#### Extracted records
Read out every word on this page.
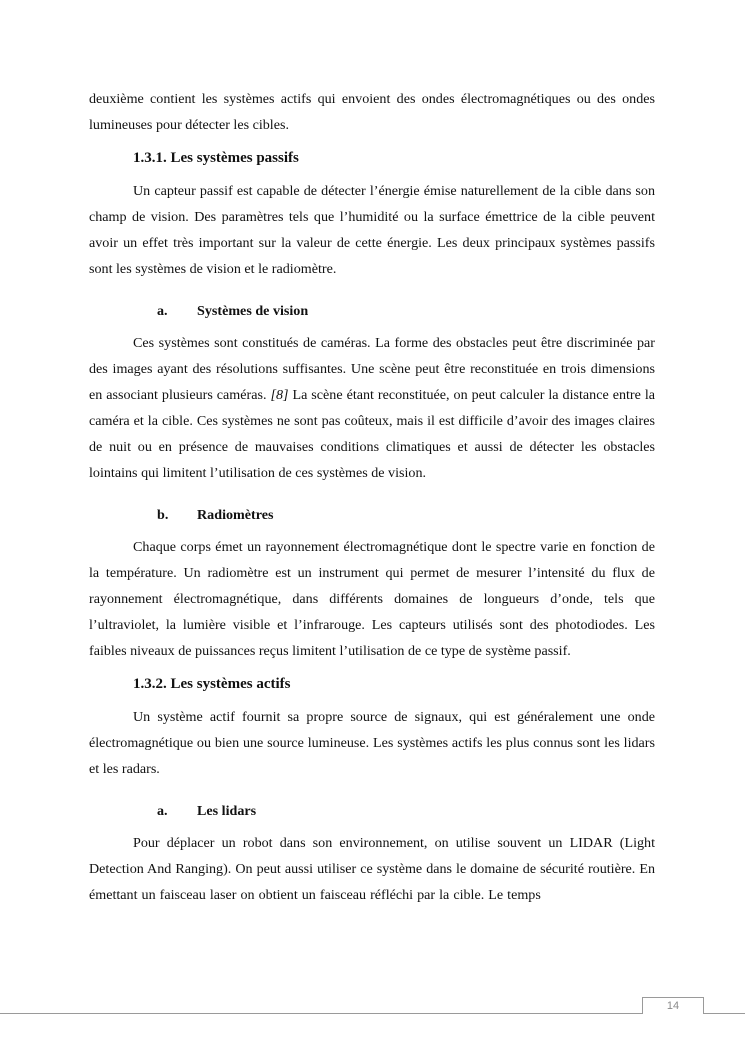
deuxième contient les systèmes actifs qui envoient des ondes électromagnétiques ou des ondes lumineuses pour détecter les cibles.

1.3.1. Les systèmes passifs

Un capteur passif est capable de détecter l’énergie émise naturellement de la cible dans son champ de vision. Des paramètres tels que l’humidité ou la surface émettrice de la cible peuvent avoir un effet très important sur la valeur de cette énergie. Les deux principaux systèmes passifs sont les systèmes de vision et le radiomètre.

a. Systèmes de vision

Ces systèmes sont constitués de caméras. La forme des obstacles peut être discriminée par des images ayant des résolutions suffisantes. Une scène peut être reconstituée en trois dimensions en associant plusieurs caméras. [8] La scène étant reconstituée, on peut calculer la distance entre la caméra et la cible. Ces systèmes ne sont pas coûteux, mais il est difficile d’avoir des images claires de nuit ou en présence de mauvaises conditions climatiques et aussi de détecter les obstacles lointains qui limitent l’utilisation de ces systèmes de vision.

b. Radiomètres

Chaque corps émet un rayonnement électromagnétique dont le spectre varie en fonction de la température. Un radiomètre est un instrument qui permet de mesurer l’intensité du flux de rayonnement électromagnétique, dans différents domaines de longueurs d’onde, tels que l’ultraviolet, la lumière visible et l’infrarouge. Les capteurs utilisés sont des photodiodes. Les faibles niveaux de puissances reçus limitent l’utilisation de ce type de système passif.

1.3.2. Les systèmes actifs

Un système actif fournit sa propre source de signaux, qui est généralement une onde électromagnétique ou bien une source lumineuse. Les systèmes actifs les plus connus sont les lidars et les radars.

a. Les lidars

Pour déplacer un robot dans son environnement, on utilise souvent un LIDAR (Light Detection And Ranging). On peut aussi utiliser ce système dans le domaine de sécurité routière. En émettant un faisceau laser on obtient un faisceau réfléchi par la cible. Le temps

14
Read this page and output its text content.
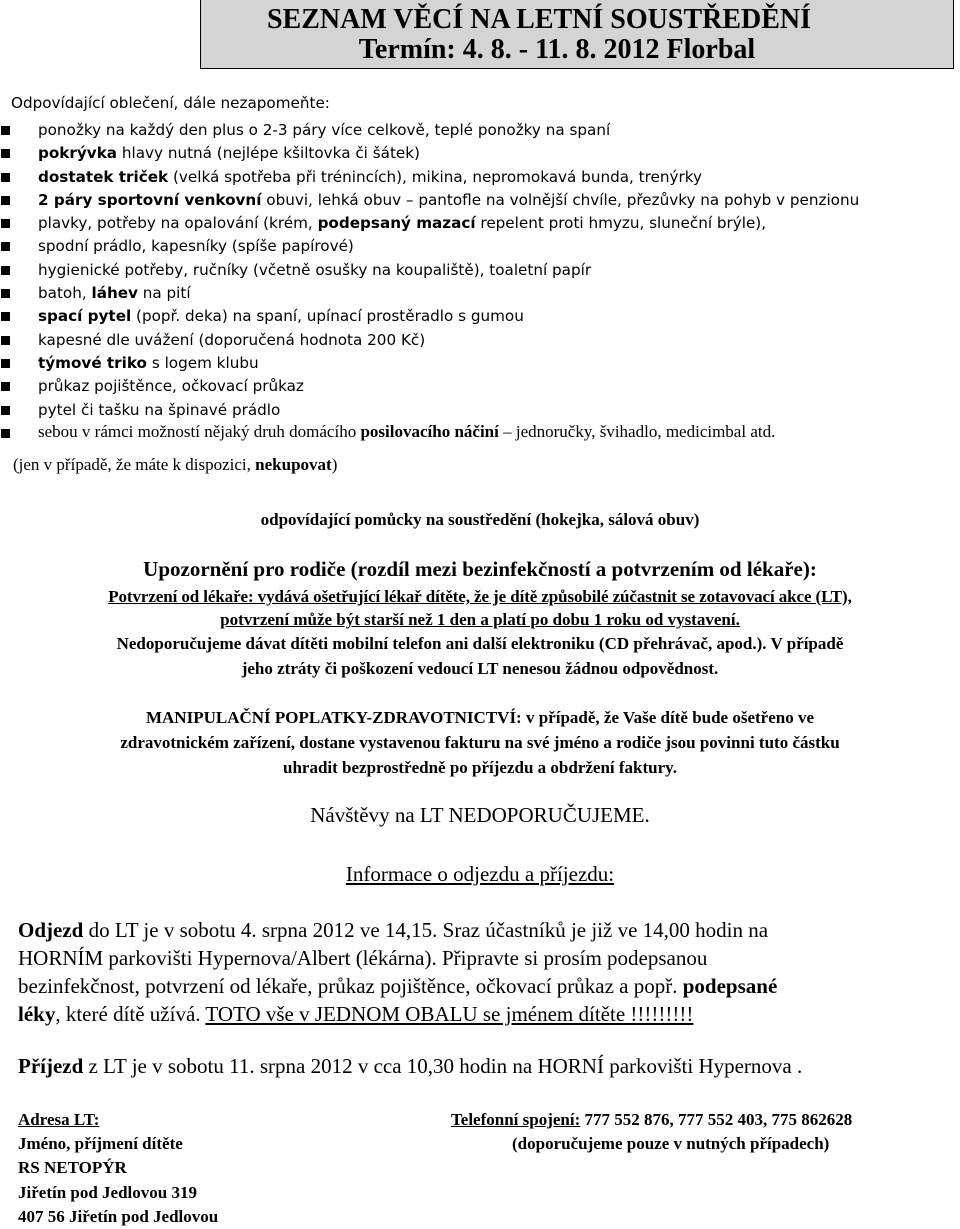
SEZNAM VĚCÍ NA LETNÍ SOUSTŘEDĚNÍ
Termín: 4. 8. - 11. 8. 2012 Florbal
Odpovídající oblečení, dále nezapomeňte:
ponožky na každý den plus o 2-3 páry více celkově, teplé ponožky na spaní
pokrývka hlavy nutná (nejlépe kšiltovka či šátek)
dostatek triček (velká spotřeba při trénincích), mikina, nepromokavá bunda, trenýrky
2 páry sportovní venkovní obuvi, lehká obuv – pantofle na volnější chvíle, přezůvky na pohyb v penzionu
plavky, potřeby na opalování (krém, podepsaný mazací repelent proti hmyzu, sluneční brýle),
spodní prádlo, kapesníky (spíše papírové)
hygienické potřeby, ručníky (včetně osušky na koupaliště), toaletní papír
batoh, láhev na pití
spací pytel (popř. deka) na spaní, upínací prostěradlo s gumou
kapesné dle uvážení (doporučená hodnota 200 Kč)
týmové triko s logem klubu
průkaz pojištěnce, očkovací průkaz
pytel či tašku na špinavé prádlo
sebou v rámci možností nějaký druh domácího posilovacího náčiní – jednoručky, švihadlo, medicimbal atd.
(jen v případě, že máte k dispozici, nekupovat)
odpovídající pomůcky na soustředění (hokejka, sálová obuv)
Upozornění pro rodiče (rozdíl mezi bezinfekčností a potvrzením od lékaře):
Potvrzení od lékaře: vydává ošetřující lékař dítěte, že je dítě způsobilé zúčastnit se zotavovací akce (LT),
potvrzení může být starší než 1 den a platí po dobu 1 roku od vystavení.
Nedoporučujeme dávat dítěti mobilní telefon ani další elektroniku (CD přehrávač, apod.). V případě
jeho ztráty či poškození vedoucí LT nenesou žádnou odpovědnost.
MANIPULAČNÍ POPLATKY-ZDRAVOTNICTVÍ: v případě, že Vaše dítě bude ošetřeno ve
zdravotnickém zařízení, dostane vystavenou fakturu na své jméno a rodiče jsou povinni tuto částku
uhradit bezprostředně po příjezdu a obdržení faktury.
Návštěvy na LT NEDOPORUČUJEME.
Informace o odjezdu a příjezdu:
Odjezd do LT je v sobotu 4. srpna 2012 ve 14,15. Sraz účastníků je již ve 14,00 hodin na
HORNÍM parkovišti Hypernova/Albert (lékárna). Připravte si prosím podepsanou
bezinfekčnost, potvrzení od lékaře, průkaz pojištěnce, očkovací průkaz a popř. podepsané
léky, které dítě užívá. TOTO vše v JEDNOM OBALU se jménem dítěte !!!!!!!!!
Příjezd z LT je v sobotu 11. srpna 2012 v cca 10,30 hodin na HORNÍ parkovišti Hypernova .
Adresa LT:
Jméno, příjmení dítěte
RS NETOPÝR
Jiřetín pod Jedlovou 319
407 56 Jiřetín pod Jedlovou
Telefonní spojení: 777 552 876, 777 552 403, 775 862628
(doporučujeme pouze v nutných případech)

#### Written request
Reproduce all the records verbatim, excluding images.

#### Solution to this exercise
Read out every word on this page.
deuxième contient les systèmes actifs qui envoient des ondes électromagnétiques ou des ondes lumineuses pour détecter les cibles.

1.3.1. Les systèmes passifs

Un capteur passif est capable de détecter l’énergie émise naturellement de la cible dans son champ de vision. Des paramètres tels que l’humidité ou la surface émettrice de la cible peuvent avoir un effet très important sur la valeur de cette énergie. Les deux principaux systèmes passifs sont les systèmes de vision et le radiomètre.

a. Systèmes de vision

Ces systèmes sont constitués de caméras. La forme des obstacles peut être discriminée par des images ayant des résolutions suffisantes. Une scène peut être reconstituée en trois dimensions en associant plusieurs caméras. [8] La scène étant reconstituée, on peut calculer la distance entre la caméra et la cible. Ces systèmes ne sont pas coûteux, mais il est difficile d’avoir des images claires de nuit ou en présence de mauvaises conditions climatiques et aussi de détecter les obstacles lointains qui limitent l’utilisation de ces systèmes de vision.

b. Radiomètres

Chaque corps émet un rayonnement électromagnétique dont le spectre varie en fonction de la température. Un radiomètre est un instrument qui permet de mesurer l’intensité du flux de rayonnement électromagnétique, dans différents domaines de longueurs d’onde, tels que l’ultraviolet, la lumière visible et l’infrarouge. Les capteurs utilisés sont des photodiodes. Les faibles niveaux de puissances reçus limitent l’utilisation de ce type de système passif.

1.3.2. Les systèmes actifs

Un système actif fournit sa propre source de signaux, qui est généralement une onde électromagnétique ou bien une source lumineuse. Les systèmes actifs les plus connus sont les lidars et les radars.

a. Les lidars

Pour déplacer un robot dans son environnement, on utilise souvent un LIDAR (Light Detection And Ranging). On peut aussi utiliser ce système dans le domaine de sécurité routière. En émettant un faisceau laser on obtient un faisceau réfléchi par la cible. Le temps

14
Read this page and output its text content.
SEZNAM VĚCÍ NA LETNÍ SOUSTŘEDĚNÍ
Termín: 4. 8. - 11. 8. 2012 Florbal
Odpovídající oblečení, dále nezapomeňte:
ponožky na každý den plus o 2-3 páry více celkově, teplé ponožky na spaní
pokrývka hlavy nutná (nejlépe kšiltovka či šátek)
dostatek triček (velká spotřeba při trénincích), mikina, nepromokavá bunda, trenýrky
2 páry sportovní venkovní obuvi, lehká obuv – pantofle na volnější chvíle, přezůvky na pohyb v penzionu
plavky, potřeby na opalování (krém, podepsaný mazací repelent proti hmyzu, sluneční brýle),
spodní prádlo, kapesníky (spíše papírové)
hygienické potřeby, ručníky (včetně osušky na koupaliště), toaletní papír
batoh, láhev na pití
spací pytel (popř. deka) na spaní, upínací prostěradlo s gumou
kapesné dle uvážení (doporučená hodnota 200 Kč)
týmové triko s logem klubu
průkaz pojištěnce, očkovací průkaz
pytel či tašku na špinavé prádlo
sebou v rámci možností nějaký druh domácího posilovacího náčiní – jednoručky, švihadlo, medicimbal atd.
(jen v případě, že máte k dispozici, nekupovat)
odpovídající pomůcky na soustředění (hokejka, sálová obuv)
Upozornění pro rodiče (rozdíl mezi bezinfekčností a potvrzením od lékaře):
Potvrzení od lékaře: vydává ošetřující lékař dítěte, že je dítě způsobilé zúčastnit se zotavovací akce (LT),
potvrzení může být starší než 1 den a platí po dobu 1 roku od vystavení.
Nedoporučujeme dávat dítěti mobilní telefon ani další elektroniku (CD přehrávač, apod.). V případě
jeho ztráty či poškození vedoucí LT nenesou žádnou odpovědnost.
MANIPULAČNÍ POPLATKY-ZDRAVOTNICTVÍ: v případě, že Vaše dítě bude ošetřeno ve
zdravotnickém zařízení, dostane vystavenou fakturu na své jméno a rodiče jsou povinni tuto částku
uhradit bezprostředně po příjezdu a obdržení faktury.
Návštěvy na LT NEDOPORUČUJEME.
Informace o odjezdu a příjezdu:
Odjezd do LT je v sobotu 4. srpna 2012 ve 14,15. Sraz účastníků je již ve 14,00 hodin na
HORNÍM parkovišti Hypernova/Albert (lékárna). Připravte si prosím podepsanou
bezinfekčnost, potvrzení od lékaře, průkaz pojištěnce, očkovací průkaz a popř. podepsané
léky, které dítě užívá. TOTO vše v JEDNOM OBALU se jménem dítěte !!!!!!!!!
Příjezd z LT je v sobotu 11. srpna 2012 v cca 10,30 hodin na HORNÍ parkovišti Hypernova .
Adresa LT:
Jméno, příjmení dítěte
RS NETOPÝR
Jiřetín pod Jedlovou 319
407 56 Jiřetín pod Jedlovou
Telefonní spojení: 777 552 876, 777 552 403, 775 862628
(doporučujeme pouze v nutných případech)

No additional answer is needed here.